***** Dataset entries *****
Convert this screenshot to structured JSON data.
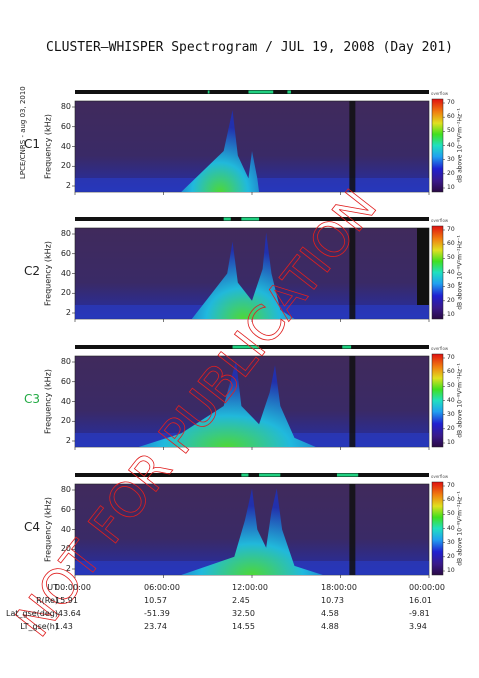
{
  "title": "CLUSTER–WHISPER Spectrogram / JUL 19, 2008 (Day 201)",
  "side_credit": "LPCE/CNRS - aug 03, 2010",
  "watermark": "NOT FOR PUBLICATION",
  "chart_data": [
    {
      "type": "heatmap",
      "panel": "C1",
      "label_color": "#222222",
      "ylabel": "Frequency (kHz)",
      "yticks": [
        "80",
        "60",
        "40",
        "20",
        "2"
      ],
      "ylim": [
        2,
        80
      ],
      "xlim": [
        "00:00:00",
        "24:00:00"
      ],
      "colorbar": {
        "title": "dB above 10⁻⁸V²m⁻²Hz⁻¹",
        "ticks": [
          "70",
          "60",
          "50",
          "40",
          "30",
          "20",
          "10"
        ],
        "range": [
          5,
          72
        ],
        "header": "overflow"
      }
    },
    {
      "type": "heatmap",
      "panel": "C2",
      "label_color": "#222222",
      "ylabel": "Frequency (kHz)",
      "yticks": [
        "80",
        "60",
        "40",
        "20",
        "2"
      ],
      "ylim": [
        2,
        80
      ],
      "xlim": [
        "00:00:00",
        "24:00:00"
      ],
      "colorbar": {
        "title": "dB above 10⁻⁸V²m⁻²Hz⁻¹",
        "ticks": [
          "70",
          "60",
          "50",
          "40",
          "30",
          "20",
          "10"
        ],
        "range": [
          5,
          72
        ],
        "header": "overflow"
      }
    },
    {
      "type": "heatmap",
      "panel": "C3",
      "label_color": "#22aa44",
      "ylabel": "Frequency (kHz)",
      "yticks": [
        "80",
        "60",
        "40",
        "20",
        "2"
      ],
      "ylim": [
        2,
        80
      ],
      "xlim": [
        "00:00:00",
        "24:00:00"
      ],
      "colorbar": {
        "title": "dB above 10⁻⁸V²m⁻²Hz⁻¹",
        "ticks": [
          "70",
          "60",
          "50",
          "40",
          "30",
          "20",
          "10"
        ],
        "range": [
          5,
          72
        ],
        "header": "overflow"
      }
    },
    {
      "type": "heatmap",
      "panel": "C4",
      "label_color": "#222222",
      "ylabel": "Frequency (kHz)",
      "yticks": [
        "80",
        "60",
        "40",
        "20",
        "2"
      ],
      "ylim": [
        2,
        80
      ],
      "xlim": [
        "00:00:00",
        "24:00:00"
      ],
      "colorbar": {
        "title": "dB above 10⁻⁸V²m⁻²Hz⁻¹",
        "ticks": [
          "70",
          "60",
          "50",
          "40",
          "30",
          "20",
          "10"
        ],
        "range": [
          5,
          72
        ],
        "header": "overflow"
      }
    }
  ],
  "ephemeris": {
    "rows": [
      {
        "name": "UT",
        "values": [
          "00:00:00",
          "06:00:00",
          "12:00:00",
          "18:00:00",
          "00:00:00"
        ]
      },
      {
        "name": "R(Re)",
        "values": [
          "15.91",
          "10.57",
          "2.45",
          "10.73",
          "16.01"
        ]
      },
      {
        "name": "Lat_gse(deg)",
        "values": [
          "-43.64",
          "-51.39",
          "32.50",
          "4.58",
          "-9.81"
        ]
      },
      {
        "name": "LT_gse(h)",
        "values": [
          "1.43",
          "23.74",
          "14.55",
          "4.88",
          "3.94"
        ]
      }
    ]
  }
}
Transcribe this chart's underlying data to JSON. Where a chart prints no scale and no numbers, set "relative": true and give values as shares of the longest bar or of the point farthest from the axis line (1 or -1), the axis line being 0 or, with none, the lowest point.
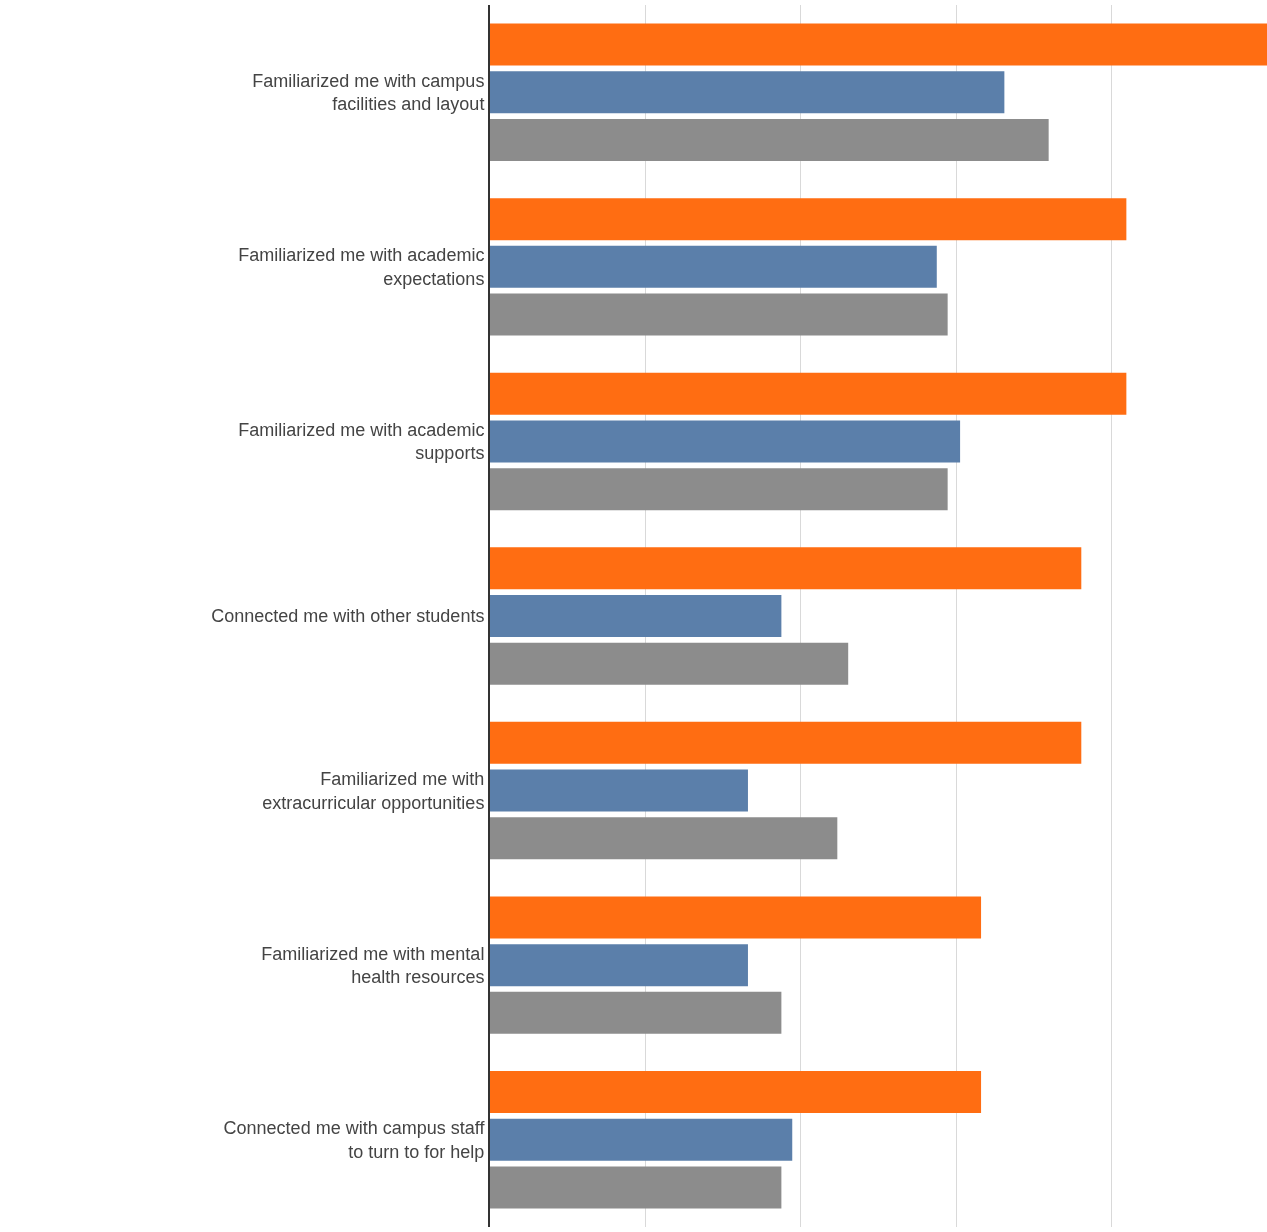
{
  "chart_data": {
    "type": "bar",
    "orientation": "horizontal",
    "relative": true,
    "grid": "x",
    "categories": [
      "Familiarized me with campus\nfacilities and layout",
      "Familiarized me with academic\nexpectations",
      "Familiarized me with academic\nsupports",
      "Connected me with other students",
      "Familiarized me with\nextracurricular opportunities",
      "Familiarized me with mental\nhealth resources",
      "Connected me with campus staff\nto turn to for help"
    ],
    "series": [
      {
        "color": "#ff6d12",
        "values": [
          1,
          0.819,
          0.819,
          0.761,
          0.761,
          0.632,
          0.632
        ]
      },
      {
        "color": "#5b7faa",
        "values": [
          0.662,
          0.575,
          0.605,
          0.375,
          0.332,
          0.332,
          0.389
        ]
      },
      {
        "color": "#8c8c8c",
        "values": [
          0.719,
          0.589,
          0.589,
          0.461,
          0.447,
          0.375,
          0.375
        ]
      }
    ]
  }
}
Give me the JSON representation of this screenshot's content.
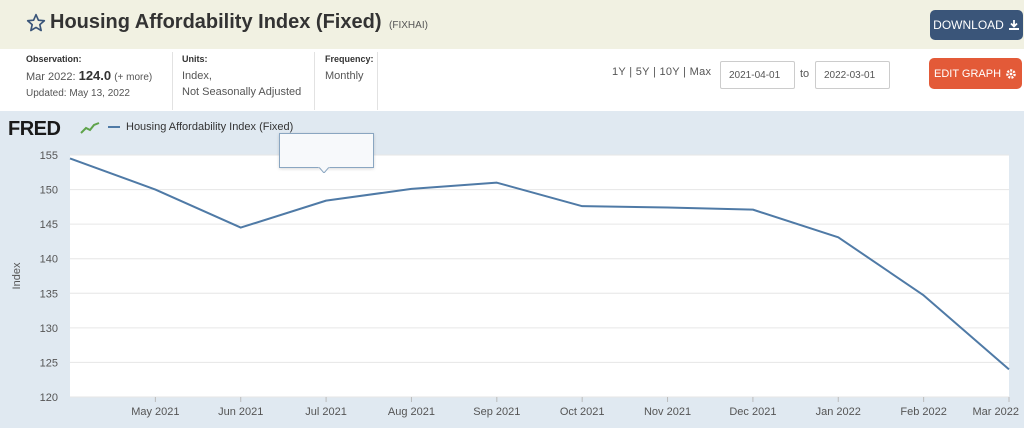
{
  "header": {
    "title": "Housing Affordability Index (Fixed)",
    "series_id": "(FIXHAI)",
    "download_label": "DOWNLOAD"
  },
  "meta": {
    "observation_label": "Observation:",
    "observation_date": "Mar 2022:",
    "observation_value": "124.0",
    "observation_more": "(+ more)",
    "updated": "Updated: May 13, 2022",
    "units_label": "Units:",
    "units_line1": "Index,",
    "units_line2": "Not Seasonally Adjusted",
    "frequency_label": "Frequency:",
    "frequency_value": "Monthly"
  },
  "controls": {
    "ranges": [
      "1Y",
      "5Y",
      "10Y",
      "Max"
    ],
    "date_from": "2021-04-01",
    "to_label": "to",
    "date_to": "2022-03-01",
    "edit_label": "EDIT GRAPH"
  },
  "brand": {
    "logo": "FRED"
  },
  "colors": {
    "line": "#4f7aa6",
    "download": "#3a5579",
    "edit": "#e35a38",
    "chart_bg": "#e0e9f1"
  },
  "chart_data": {
    "type": "line",
    "title": "",
    "xlabel": "",
    "ylabel": "Index",
    "ylim": [
      120,
      155
    ],
    "yticks": [
      120,
      125,
      130,
      135,
      140,
      145,
      150,
      155
    ],
    "grid": true,
    "legend": "top-left",
    "x": [
      "2021-04",
      "2021-05",
      "2021-06",
      "2021-07",
      "2021-08",
      "2021-09",
      "2021-10",
      "2021-11",
      "2021-12",
      "2022-01",
      "2022-02",
      "2022-03"
    ],
    "xtick_labels": [
      "May 2021",
      "Jun 2021",
      "Jul 2021",
      "Aug 2021",
      "Sep 2021",
      "Oct 2021",
      "Nov 2021",
      "Dec 2021",
      "Jan 2022",
      "Feb 2022",
      "Mar 2022"
    ],
    "series": [
      {
        "name": "Housing Affordability Index (Fixed)",
        "values": [
          154.5,
          150.0,
          144.5,
          148.4,
          150.1,
          151.0,
          147.6,
          147.4,
          147.1,
          143.1,
          134.7,
          124.0
        ]
      }
    ]
  }
}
*****
**Task details:**
Pick out the lines that have the word "Connected". Copy them all.

**Solution to the problem:**
      "Connected me with other students",
      "Connected me with campus staff\nto turn to for help"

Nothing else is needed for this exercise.